## START

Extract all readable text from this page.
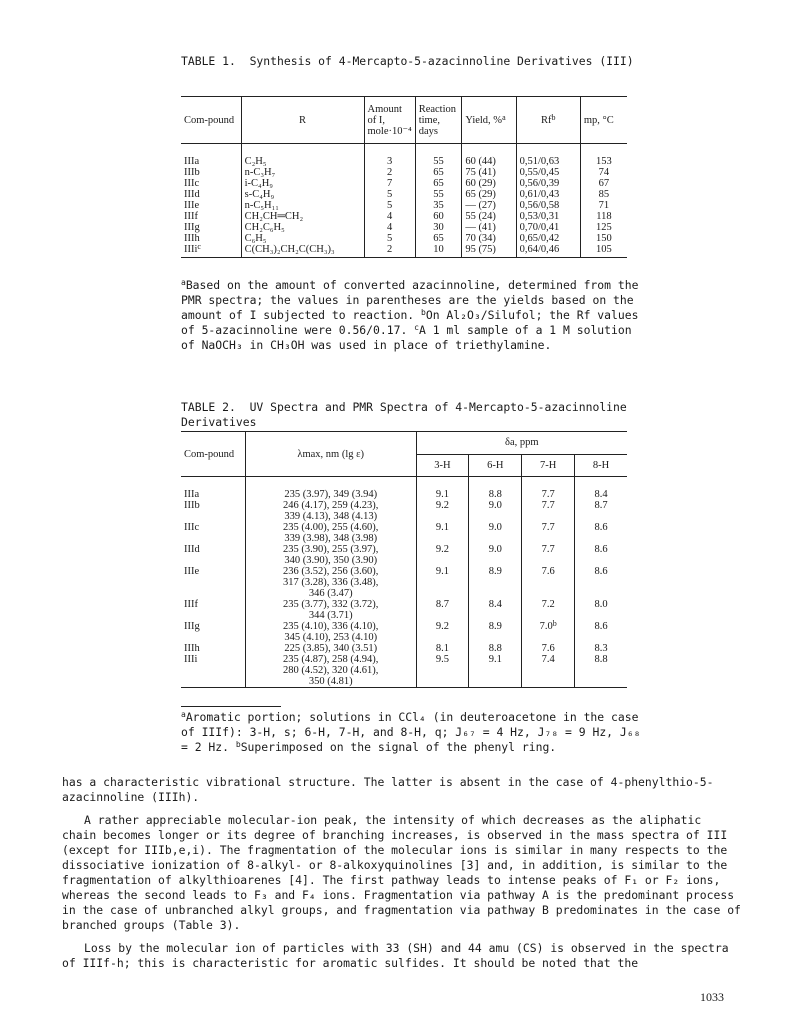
TABLE 1.  Synthesis of 4-Mercapto-5-azacinnoline Derivatives (III)
Com-pound	R	Amount of I, mole·10⁻⁴	Reaction time, days	Yield, %$^a$	Rf$^b$	mp, °C
IIIa	C₂H₅	3	55	60 (44)	0,51/0,63	153
IIIb	n-C₃H₇	2	65	75 (41)	0,55/0,45	74
IIIc	i-C₄H₉	7	65	60 (29)	0,56/0,39	67
IIId	s-C₄H₉	5	55	65 (29)	0,61/0,43	85
IIIe	n-C₅H₁₁	5	35	— (27)	0,56/0,58	71
IIIf	CH₂CH═CH₂	4	60	55 (24)	0,53/0,31	118
IIIg	CH₂C₆H₅	4	30	— (41)	0,70/0,41	125
IIIh	C₆H₅	5	65	70 (34)	0,65/0,42	150
IIIi$^c$	C(CH₃)₂CH₂C(CH₃)₃	2	10	95 (75)	0,64/0,46	105
$^a$Based on the amount of converted azacinnoline, determined from the PMR spectra; the values in parentheses are the yields based on the amount of I subjected to reaction. $^b$On Al₂O₃/Silufol; the Rf values of 5-azacinnoline were 0.56/0.17. $^c$A 1 ml sample of a 1 M solution of NaOCH₃ in CH₃OH was used in place of triethylamine.
TABLE 2.  UV Spectra and PMR Spectra of 4-Mercapto-5-azacinnoline Derivatives
Com-pound	λmax, nm (lg ε)	δa, ppm			
		3-H	6-H	7-H	8-H
IIIa	235 (3.97), 349 (3.94)	9.1	8.8	7.7	8.4
IIIb	246 (4.17), 259 (4.23),
339 (4.13), 348 (4.13)	9.2	9.0	7.7	8.7
IIIc	235 (4.00), 255 (4.60),
339 (3.98), 348 (3.98)	9.1	9.0	7.7	8.6
IIId	235 (3.90), 255 (3.97),
340 (3.90), 350 (3.90)	9.2	9.0	7.7	8.6
IIIe	236 (3.52), 256 (3.60),
317 (3.28), 336 (3.48),
346 (3.47)	9.1	8.9	7.6	8.6
IIIf	235 (3.77), 332 (3.72),
344 (3.71)	8.7	8.4	7.2	8.0
IIIg	235 (4.10), 336 (4.10),
345 (4.10), 253 (4.10)	9.2	8.9	7.0$^b$	8.6
IIIh	225 (3.85), 340 (3.51)	8.1	8.8	7.6	8.3
IIIi	235 (4.87), 258 (4.94),
280 (4.52), 320 (4.61),
350 (4.81)	9.5	9.1	7.4	8.8
$^a$Aromatic portion; solutions in CCl₄ (in deuteroacetone in the case of IIIf): 3-H, s; 6-H, 7-H, and 8-H, q; J₆₇ = 4 Hz, J₇₈ = 9 Hz, J₆₈ = 2 Hz. $^b$Superimposed on the signal of the phenyl ring.

has a characteristic vibrational structure. The latter is absent in the case of 4-phenylthio-5-azacinnoline (IIIh).

A rather appreciable molecular-ion peak, the intensity of which decreases as the aliphatic chain becomes longer or its degree of branching increases, is observed in the mass spectra of III (except for IIIb,e,i). The fragmentation of the molecular ions is similar in many respects to the dissociative ionization of 8-alkyl- or 8-alkoxyquinolines [3] and, in addition, is similar to the fragmentation of alkylthioarenes [4]. The first pathway leads to intense peaks of F₁ or F₂ ions, whereas the second leads to F₃ and F₄ ions. Fragmentation via pathway A is the predominant process in the case of unbranched alkyl groups, and fragmentation via pathway B predominates in the case of branched groups (Table 3).

Loss by the molecular ion of particles with 33 (SH) and 44 amu (CS) is observed in the spectra of IIIf-h; this is characteristic for aromatic sulfides. It should be noted that the

1033
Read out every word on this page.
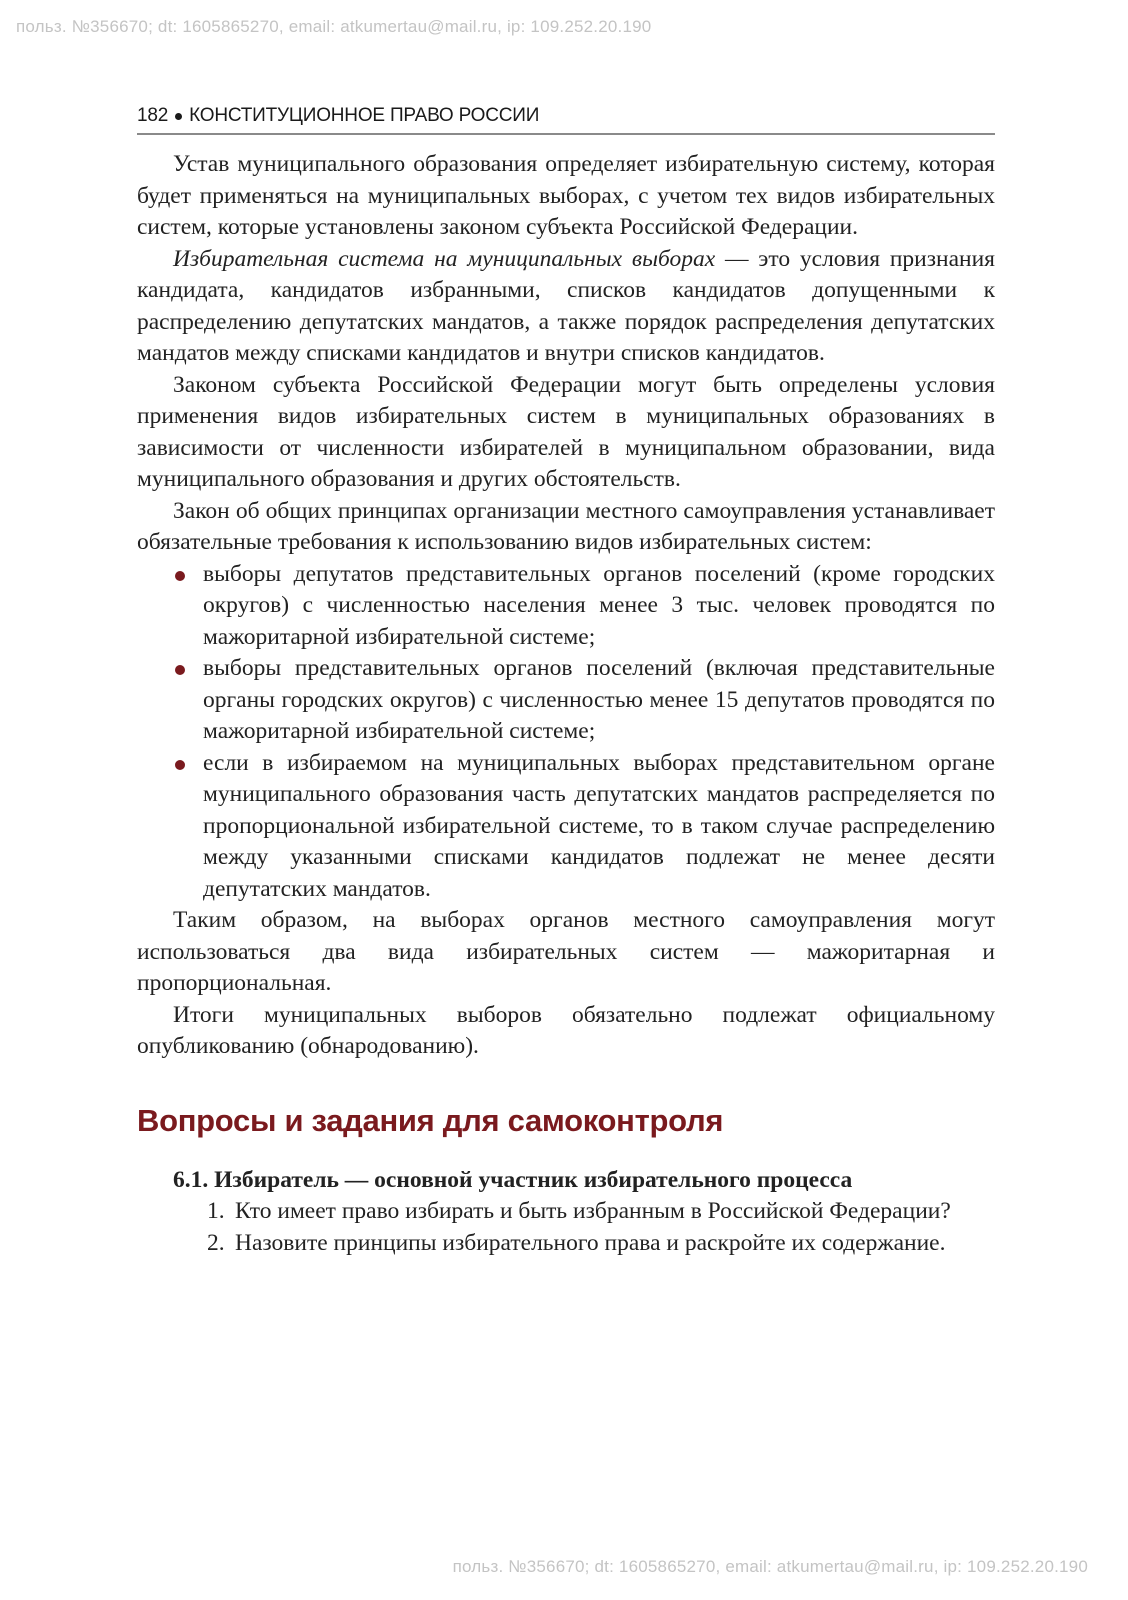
польз. №356670; dt: 1605865270, email: atkumertau@mail.ru, ip: 109.252.20.190
182 КОНСТИТУЦИОННОЕ ПРАВО РОССИИ

Устав муниципального образования определяет избирательную систему, которая будет применяться на муниципальных выборах, с учетом тех видов избирательных систем, которые установлены законом субъекта Российской Федерации.

Избирательная система на муниципальных выборах — это условия признания кандидата, кандидатов избранными, списков кандидатов допущенными к распределению депутатских мандатов, а также порядок распределения депутатских мандатов между списками кандидатов и внутри списков кандидатов.

Законом субъекта Российской Федерации могут быть определены условия применения видов избирательных систем в муниципальных образованиях в зависимости от численности избирателей в муниципальном образовании, вида муниципального образования и других обстоятельств.

Закон об общих принципах организации местного самоуправления устанавливает обязательные требования к использованию видов избирательных систем:

выборы депутатов представительных органов поселений (кроме городских округов) с численностью населения менее 3 тыс. человек проводятся по мажоритарной избирательной системе;
выборы представительных органов поселений (включая представительные органы городских округов) с численностью менее 15 депутатов проводятся по мажоритарной избирательной системе;
если в избираемом на муниципальных выборах представительном органе муниципального образования часть депутатских мандатов распределяется по пропорциональной избирательной системе, то в таком случае распределению между указанными списками кандидатов подлежат не менее десяти депутатских мандатов.

Таким образом, на выборах органов местного самоуправления могут использоваться два вида избирательных систем — мажоритарная и пропорциональная.

Итоги муниципальных выборов обязательно подлежат официальному опубликованию (обнародованию).

Вопросы и задания для самоконтроля
6.1. Избиратель — основной участник избирательного процесса
1. Кто имеет право избирать и быть избранным в Российской Федерации?
2. Назовите принципы избирательного права и раскройте их содержание.
польз. №356670; dt: 1605865270, email: atkumertau@mail.ru, ip: 109.252.20.190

## END

To do:
Quote the preceding records in their entirety, excluding every picture.

Response to this task:
Extract all readable text from this page.
TABLE 1.  Synthesis of 4-Mercapto-5-azacinnoline Derivatives (III)
Com-pound	R	Amount of I, mole·10⁻⁴	Reaction time, days	Yield, %$^a$	Rf$^b$	mp, °C
IIIa	C₂H₅	3	55	60 (44)	0,51/0,63	153
IIIb	n-C₃H₇	2	65	75 (41)	0,55/0,45	74
IIIc	i-C₄H₉	7	65	60 (29)	0,56/0,39	67
IIId	s-C₄H₉	5	55	65 (29)	0,61/0,43	85
IIIe	n-C₅H₁₁	5	35	— (27)	0,56/0,58	71
IIIf	CH₂CH═CH₂	4	60	55 (24)	0,53/0,31	118
IIIg	CH₂C₆H₅	4	30	— (41)	0,70/0,41	125
IIIh	C₆H₅	5	65	70 (34)	0,65/0,42	150
IIIi$^c$	C(CH₃)₂CH₂C(CH₃)₃	2	10	95 (75)	0,64/0,46	105
$^a$Based on the amount of converted azacinnoline, determined from the PMR spectra; the values in parentheses are the yields based on the amount of I subjected to reaction. $^b$On Al₂O₃/Silufol; the Rf values of 5-azacinnoline were 0.56/0.17. $^c$A 1 ml sample of a 1 M solution of NaOCH₃ in CH₃OH was used in place of triethylamine.
TABLE 2.  UV Spectra and PMR Spectra of 4-Mercapto-5-azacinnoline Derivatives
Com-pound	λmax, nm (lg ε)	δa, ppm			
		3-H	6-H	7-H	8-H
IIIa	235 (3.97), 349 (3.94)	9.1	8.8	7.7	8.4
IIIb	246 (4.17), 259 (4.23),
339 (4.13), 348 (4.13)	9.2	9.0	7.7	8.7
IIIc	235 (4.00), 255 (4.60),
339 (3.98), 348 (3.98)	9.1	9.0	7.7	8.6
IIId	235 (3.90), 255 (3.97),
340 (3.90), 350 (3.90)	9.2	9.0	7.7	8.6
IIIe	236 (3.52), 256 (3.60),
317 (3.28), 336 (3.48),
346 (3.47)	9.1	8.9	7.6	8.6
IIIf	235 (3.77), 332 (3.72),
344 (3.71)	8.7	8.4	7.2	8.0
IIIg	235 (4.10), 336 (4.10),
345 (4.10), 253 (4.10)	9.2	8.9	7.0$^b$	8.6
IIIh	225 (3.85), 340 (3.51)	8.1	8.8	7.6	8.3
IIIi	235 (4.87), 258 (4.94),
280 (4.52), 320 (4.61),
350 (4.81)	9.5	9.1	7.4	8.8
$^a$Aromatic portion; solutions in CCl₄ (in deuteroacetone in the case of IIIf): 3-H, s; 6-H, 7-H, and 8-H, q; J₆₇ = 4 Hz, J₇₈ = 9 Hz, J₆₈ = 2 Hz. $^b$Superimposed on the signal of the phenyl ring.

has a characteristic vibrational structure. The latter is absent in the case of 4-phenylthio-5-azacinnoline (IIIh).

A rather appreciable molecular-ion peak, the intensity of which decreases as the aliphatic chain becomes longer or its degree of branching increases, is observed in the mass spectra of III (except for IIIb,e,i). The fragmentation of the molecular ions is similar in many respects to the dissociative ionization of 8-alkyl- or 8-alkoxyquinolines [3] and, in addition, is similar to the fragmentation of alkylthioarenes [4]. The first pathway leads to intense peaks of F₁ or F₂ ions, whereas the second leads to F₃ and F₄ ions. Fragmentation via pathway A is the predominant process in the case of unbranched alkyl groups, and fragmentation via pathway B predominates in the case of branched groups (Table 3).

Loss by the molecular ion of particles with 33 (SH) and 44 amu (CS) is observed in the spectra of IIIf-h; this is characteristic for aromatic sulfides. It should be noted that the

1033
Read out every word on this page.
польз. №356670; dt: 1605865270, email: atkumertau@mail.ru, ip: 109.252.20.190
182 КОНСТИТУЦИОННОЕ ПРАВО РОССИИ

Устав муниципального образования определяет избирательную систему, которая будет применяться на муниципальных выборах, с учетом тех видов избирательных систем, которые установлены законом субъекта Российской Федерации.

Избирательная система на муниципальных выборах — это условия признания кандидата, кандидатов избранными, списков кандидатов допущенными к распределению депутатских мандатов, а также порядок распределения депутатских мандатов между списками кандидатов и внутри списков кандидатов.

Законом субъекта Российской Федерации могут быть определены условия применения видов избирательных систем в муниципальных образованиях в зависимости от численности избирателей в муниципальном образовании, вида муниципального образования и других обстоятельств.

Закон об общих принципах организации местного самоуправления устанавливает обязательные требования к использованию видов избирательных систем:

выборы депутатов представительных органов поселений (кроме городских округов) с численностью населения менее 3 тыс. человек проводятся по мажоритарной избирательной системе;
выборы представительных органов поселений (включая представительные органы городских округов) с численностью менее 15 депутатов проводятся по мажоритарной избирательной системе;
если в избираемом на муниципальных выборах представительном органе муниципального образования часть депутатских мандатов распределяется по пропорциональной избирательной системе, то в таком случае распределению между указанными списками кандидатов подлежат не менее десяти депутатских мандатов.

Таким образом, на выборах органов местного самоуправления могут использоваться два вида избирательных систем — мажоритарная и пропорциональная.

Итоги муниципальных выборов обязательно подлежат официальному опубликованию (обнародованию).

Вопросы и задания для самоконтроля
6.1. Избиратель — основной участник избирательного процесса
1. Кто имеет право избирать и быть избранным в Российской Федерации?
2. Назовите принципы избирательного права и раскройте их содержание.
польз. №356670; dt: 1605865270, email: atkumertau@mail.ru, ip: 109.252.20.190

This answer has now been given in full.